**Excerpted passage:**
-- Opening Marker --

The famed coastline of Hainan has been shaped by millennia of salty surf, and so has the lifestyle of its inhabitants. For thousands of years, coastal dwellers boiled sea water to make salt, and farmed aquatic animals in the island’s peaceful harbors. Today, the fishing lifestyle persists, enthralling visitors with its display of Hainan’s rich maritime heritage.

The Ancient Salt Fields

On the coast of the Yangpu peninsula in Danzhou, visitors may at first be awed and confused by what they see—thousands of black volcanic rocks, all flattened at the top, dotting the seaside like the cells of a living creature.

The fishing village of Yantian (盐田村) has a long history of producing sea salt. Around 1,200 years ago, a group of salt workers from Fujian province migrated here and found leftover salt sprinkling the rocks after a hot day. They saw the business potential, and decided to carve the rocks flat with chiseled grooves to hold the brine, increasing the surface area for producing crystallized salt.

Over the years, the 50-hectare stone area grew into the Thousand-Year Ancient Salt Field (千年古盐田), the oldest and best-preserved salt field in China. About 30 villagers now work here, keeping the ancient tradition alive. Besides the magnificent view of the ancient salt fields and the opportunity to witness this living craft, visitors can pick up salt-roasted chicken and eggs from roadside vendors, seasoned—quite literally—with the flavor of the sea.

The Floating Village

At 4 p.m., the Chen family sits down to dinner: fresh fish, vegetables, and the sweet spicy sauce that Hainanese can’t get enough of, served in ceramic pots and stainless-steel containers on the deck of their wooden raft. Fishing families are used to dining early, since they have to sail out to sea and cast their nets at night.

The Chens’ home is part of a curious complex, consisting of sturdy rafts built with a crisscross of bamboo and timber slabs. Under these rafts are net cages for farmed fish. On top, there are many red-roofed sheds where families dwell, supported by steel frames and shielded by iron sheets or waterproof boards. Between each raft complex are water channels where small boats shuttle the residents around, forming a floating community of more than a thousand families that stretches across Xingcun Port (新村港) in Lingshui.

A large complex of rafts, where the boat people live and farm fish in net cages, floats in t he harbor at Xincun Port, Lingshui

Without a permanent home on land, these boat-dwellers, historically known as Danjiaren (疍家人) or Tankas, have lived in Xincun Port for 180 years. Most originally migrated here from the Yangtze River Delta and the adjacent Fujian province. Often persecuted by land-lubbers throughout history, the “boat people” found a safe haven here to fish and preserve their cultural practices along the shore, surrounded by scenic mountains.

Today, the floating village welcomes guests. Visitors can hop on a shuttle boat for a tour of the village and sample fresh seafood in restaurants on the rafts. The Nanwan Peninsula to the south of Xingcun Port is a state-protected preserve of rhesus macaques, and another popular tourist destination.

For the boat people, fishing is a seasonal business that is heavily dependent on the weather. Xincun fishers usually operate close to the shore, only 4 to 5 nautical miles from the coast. From September to December, however, without the threat of typhoons, they take longer voyages in the South China Sea. Though the younger generation is gradually relocating to firmer ground and taking up other vocations, some still hold on to fishing and fish farming, and a traditional life on the water.

-- Closing Marker --

**Your instructions:**
Please write out the stretch from "Over the years, the" through "of the sea." in the passage on Hainan's coast, substituting "seaside stalls" for "roadside vendors".

**Data shown:**
-- Opening Marker --

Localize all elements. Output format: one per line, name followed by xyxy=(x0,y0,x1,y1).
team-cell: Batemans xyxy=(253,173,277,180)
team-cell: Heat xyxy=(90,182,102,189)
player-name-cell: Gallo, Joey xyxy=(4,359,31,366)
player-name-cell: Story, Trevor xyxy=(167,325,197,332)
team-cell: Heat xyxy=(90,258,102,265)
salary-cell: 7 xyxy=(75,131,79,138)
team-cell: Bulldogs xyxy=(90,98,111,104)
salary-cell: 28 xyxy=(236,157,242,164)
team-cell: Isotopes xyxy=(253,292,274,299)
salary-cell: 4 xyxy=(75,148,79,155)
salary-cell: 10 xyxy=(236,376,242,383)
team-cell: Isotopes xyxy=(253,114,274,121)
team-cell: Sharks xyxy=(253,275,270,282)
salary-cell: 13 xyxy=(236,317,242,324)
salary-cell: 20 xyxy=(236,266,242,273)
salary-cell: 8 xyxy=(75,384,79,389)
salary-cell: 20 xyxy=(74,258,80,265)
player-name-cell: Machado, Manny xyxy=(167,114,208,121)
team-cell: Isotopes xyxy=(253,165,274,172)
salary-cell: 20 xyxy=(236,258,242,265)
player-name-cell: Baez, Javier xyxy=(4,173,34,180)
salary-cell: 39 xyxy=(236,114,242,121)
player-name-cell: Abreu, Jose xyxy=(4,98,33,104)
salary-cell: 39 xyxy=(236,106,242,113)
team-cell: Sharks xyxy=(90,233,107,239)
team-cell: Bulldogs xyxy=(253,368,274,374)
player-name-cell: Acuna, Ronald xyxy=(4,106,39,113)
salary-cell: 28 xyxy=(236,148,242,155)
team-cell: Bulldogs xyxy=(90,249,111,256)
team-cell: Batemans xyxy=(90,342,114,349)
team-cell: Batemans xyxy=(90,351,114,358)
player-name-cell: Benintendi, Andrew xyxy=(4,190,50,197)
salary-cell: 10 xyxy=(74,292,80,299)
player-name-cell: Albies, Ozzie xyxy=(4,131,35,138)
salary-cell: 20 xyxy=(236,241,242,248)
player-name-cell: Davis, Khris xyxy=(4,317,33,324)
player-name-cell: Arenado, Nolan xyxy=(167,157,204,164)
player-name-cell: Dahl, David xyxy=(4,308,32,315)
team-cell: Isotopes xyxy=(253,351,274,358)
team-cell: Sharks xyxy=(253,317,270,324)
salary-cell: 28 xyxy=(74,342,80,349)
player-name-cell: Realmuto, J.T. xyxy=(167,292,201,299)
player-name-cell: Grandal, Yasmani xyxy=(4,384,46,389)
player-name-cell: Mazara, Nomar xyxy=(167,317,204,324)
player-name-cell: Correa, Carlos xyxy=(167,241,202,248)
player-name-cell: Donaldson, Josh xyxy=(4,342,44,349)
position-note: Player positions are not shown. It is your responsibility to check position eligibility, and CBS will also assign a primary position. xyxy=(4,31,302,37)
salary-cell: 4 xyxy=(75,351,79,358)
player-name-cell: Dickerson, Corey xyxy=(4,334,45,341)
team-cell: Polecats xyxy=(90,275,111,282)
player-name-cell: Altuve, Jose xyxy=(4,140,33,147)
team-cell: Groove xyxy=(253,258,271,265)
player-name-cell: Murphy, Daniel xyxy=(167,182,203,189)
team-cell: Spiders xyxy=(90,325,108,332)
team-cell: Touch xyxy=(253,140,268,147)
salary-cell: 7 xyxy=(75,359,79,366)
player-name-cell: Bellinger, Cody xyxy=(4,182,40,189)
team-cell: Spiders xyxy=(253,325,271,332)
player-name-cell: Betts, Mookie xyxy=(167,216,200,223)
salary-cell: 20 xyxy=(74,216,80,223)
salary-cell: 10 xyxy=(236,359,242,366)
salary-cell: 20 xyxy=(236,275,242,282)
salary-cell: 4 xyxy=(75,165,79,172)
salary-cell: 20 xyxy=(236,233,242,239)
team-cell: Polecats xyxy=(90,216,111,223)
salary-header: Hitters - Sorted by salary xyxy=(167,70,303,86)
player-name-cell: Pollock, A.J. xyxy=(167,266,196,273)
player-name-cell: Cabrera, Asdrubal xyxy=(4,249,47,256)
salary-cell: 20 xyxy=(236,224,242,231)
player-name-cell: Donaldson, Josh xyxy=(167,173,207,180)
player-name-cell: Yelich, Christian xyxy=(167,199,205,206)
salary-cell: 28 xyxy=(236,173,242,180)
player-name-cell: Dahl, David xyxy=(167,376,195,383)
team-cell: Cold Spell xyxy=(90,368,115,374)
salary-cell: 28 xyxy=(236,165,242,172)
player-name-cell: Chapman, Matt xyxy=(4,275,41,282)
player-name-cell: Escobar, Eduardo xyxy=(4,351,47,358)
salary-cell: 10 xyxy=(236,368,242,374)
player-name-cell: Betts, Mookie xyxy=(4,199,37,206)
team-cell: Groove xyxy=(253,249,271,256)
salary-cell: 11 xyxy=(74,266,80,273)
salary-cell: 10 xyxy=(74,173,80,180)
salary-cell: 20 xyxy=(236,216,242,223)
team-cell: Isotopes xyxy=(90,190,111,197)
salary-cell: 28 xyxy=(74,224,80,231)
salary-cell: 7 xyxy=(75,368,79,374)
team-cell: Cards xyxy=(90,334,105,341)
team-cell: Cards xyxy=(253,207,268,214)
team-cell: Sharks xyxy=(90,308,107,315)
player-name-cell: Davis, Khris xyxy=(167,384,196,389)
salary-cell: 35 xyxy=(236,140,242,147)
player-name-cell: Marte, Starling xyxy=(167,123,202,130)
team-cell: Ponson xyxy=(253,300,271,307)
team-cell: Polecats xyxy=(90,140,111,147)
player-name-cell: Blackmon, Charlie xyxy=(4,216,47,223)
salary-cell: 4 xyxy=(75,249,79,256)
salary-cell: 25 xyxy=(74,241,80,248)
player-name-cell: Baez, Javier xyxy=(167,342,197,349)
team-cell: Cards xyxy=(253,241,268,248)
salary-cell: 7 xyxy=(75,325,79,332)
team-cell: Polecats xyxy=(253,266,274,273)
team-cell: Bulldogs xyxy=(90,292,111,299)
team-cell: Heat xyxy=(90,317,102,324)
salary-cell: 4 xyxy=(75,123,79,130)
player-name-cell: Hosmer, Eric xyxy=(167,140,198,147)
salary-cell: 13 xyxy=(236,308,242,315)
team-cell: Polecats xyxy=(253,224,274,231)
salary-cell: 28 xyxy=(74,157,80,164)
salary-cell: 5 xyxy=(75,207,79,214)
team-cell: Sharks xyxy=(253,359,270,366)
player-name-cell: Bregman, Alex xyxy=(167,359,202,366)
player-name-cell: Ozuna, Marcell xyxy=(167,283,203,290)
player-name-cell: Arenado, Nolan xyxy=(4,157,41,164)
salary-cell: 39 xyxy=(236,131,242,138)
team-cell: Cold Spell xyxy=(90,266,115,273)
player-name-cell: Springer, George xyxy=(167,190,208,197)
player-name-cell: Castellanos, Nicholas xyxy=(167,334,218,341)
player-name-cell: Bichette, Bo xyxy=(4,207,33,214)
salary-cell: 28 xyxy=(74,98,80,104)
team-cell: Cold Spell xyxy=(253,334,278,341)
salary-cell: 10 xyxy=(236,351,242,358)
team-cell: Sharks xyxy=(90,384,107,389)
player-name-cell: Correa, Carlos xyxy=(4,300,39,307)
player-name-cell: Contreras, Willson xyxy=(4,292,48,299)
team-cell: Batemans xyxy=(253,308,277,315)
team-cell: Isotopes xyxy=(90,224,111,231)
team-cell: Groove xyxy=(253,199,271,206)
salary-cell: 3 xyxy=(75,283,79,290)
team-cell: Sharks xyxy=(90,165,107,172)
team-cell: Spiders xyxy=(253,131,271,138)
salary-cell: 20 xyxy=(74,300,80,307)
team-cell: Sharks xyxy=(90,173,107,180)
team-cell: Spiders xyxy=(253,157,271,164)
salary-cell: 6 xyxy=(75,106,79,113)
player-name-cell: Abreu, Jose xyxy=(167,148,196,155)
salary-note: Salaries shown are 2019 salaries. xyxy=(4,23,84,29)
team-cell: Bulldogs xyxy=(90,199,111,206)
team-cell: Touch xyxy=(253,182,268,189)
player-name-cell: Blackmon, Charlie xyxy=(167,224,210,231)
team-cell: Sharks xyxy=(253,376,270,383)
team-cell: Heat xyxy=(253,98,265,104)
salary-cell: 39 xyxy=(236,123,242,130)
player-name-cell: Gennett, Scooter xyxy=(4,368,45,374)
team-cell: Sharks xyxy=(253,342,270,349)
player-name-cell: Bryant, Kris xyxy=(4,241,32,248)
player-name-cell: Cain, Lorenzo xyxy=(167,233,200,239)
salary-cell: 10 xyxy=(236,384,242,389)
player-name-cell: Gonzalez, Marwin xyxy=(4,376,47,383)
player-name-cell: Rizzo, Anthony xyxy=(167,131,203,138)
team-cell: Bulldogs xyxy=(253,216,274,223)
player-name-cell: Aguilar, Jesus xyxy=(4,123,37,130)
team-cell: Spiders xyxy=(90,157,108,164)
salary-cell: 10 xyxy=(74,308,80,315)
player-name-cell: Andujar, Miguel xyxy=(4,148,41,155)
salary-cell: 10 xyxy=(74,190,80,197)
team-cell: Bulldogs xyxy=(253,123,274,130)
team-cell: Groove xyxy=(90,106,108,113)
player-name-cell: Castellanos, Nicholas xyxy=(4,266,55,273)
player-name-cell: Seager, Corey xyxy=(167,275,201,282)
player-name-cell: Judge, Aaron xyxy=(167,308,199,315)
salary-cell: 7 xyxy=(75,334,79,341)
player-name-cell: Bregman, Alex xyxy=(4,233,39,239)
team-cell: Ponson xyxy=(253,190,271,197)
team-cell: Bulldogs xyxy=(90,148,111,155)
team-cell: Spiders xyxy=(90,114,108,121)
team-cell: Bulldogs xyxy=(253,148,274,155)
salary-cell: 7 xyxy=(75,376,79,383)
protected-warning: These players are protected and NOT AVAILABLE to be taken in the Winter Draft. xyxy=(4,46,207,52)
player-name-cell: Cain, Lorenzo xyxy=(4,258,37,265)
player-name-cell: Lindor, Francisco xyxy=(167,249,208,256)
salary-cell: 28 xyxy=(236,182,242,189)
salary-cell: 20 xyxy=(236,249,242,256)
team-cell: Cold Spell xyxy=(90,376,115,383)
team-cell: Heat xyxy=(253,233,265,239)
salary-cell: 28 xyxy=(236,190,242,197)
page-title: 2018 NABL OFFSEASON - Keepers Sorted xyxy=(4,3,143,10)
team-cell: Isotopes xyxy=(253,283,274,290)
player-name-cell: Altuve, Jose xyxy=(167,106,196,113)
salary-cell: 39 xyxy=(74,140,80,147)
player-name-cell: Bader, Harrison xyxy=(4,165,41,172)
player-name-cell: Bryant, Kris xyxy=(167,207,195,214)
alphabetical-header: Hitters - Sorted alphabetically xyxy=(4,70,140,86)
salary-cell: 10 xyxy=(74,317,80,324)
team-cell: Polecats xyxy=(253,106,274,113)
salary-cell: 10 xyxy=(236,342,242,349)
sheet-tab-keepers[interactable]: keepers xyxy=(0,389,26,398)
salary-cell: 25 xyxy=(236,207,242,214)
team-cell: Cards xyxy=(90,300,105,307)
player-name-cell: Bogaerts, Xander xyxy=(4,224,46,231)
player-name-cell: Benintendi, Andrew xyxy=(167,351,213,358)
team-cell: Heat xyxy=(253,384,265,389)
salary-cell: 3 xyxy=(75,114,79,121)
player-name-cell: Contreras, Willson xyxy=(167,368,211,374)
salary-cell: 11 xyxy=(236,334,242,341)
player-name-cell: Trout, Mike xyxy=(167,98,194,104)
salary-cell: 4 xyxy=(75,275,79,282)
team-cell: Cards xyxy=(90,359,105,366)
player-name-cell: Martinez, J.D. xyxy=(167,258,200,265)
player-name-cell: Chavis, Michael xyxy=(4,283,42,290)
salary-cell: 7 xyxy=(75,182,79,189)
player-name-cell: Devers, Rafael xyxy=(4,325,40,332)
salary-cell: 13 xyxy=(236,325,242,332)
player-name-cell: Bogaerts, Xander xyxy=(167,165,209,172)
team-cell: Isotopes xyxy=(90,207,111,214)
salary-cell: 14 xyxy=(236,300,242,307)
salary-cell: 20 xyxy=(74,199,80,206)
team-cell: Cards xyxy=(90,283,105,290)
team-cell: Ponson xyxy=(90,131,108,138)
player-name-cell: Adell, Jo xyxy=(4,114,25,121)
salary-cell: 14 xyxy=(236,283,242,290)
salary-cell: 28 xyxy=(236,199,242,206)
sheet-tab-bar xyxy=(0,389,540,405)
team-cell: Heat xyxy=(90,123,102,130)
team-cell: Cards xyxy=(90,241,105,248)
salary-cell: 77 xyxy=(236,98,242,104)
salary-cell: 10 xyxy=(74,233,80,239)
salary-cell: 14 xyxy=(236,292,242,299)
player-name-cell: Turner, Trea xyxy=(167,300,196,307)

-- Closing Marker --

**Solution for this problem:**
Over the years, the 50-hectare stone area grew into the Thousand-Year Ancient Salt Field (千年古盐田), the oldest and best-preserved salt field in China. About 30 villagers now work here, keeping the ancient tradition alive. Besides the magnificent view of the ancient salt fields and the opportunity to witness this living craft, visitors can pick up salt-roasted chicken and eggs from seaside stalls, seasoned—quite literally—with the flavor of the sea.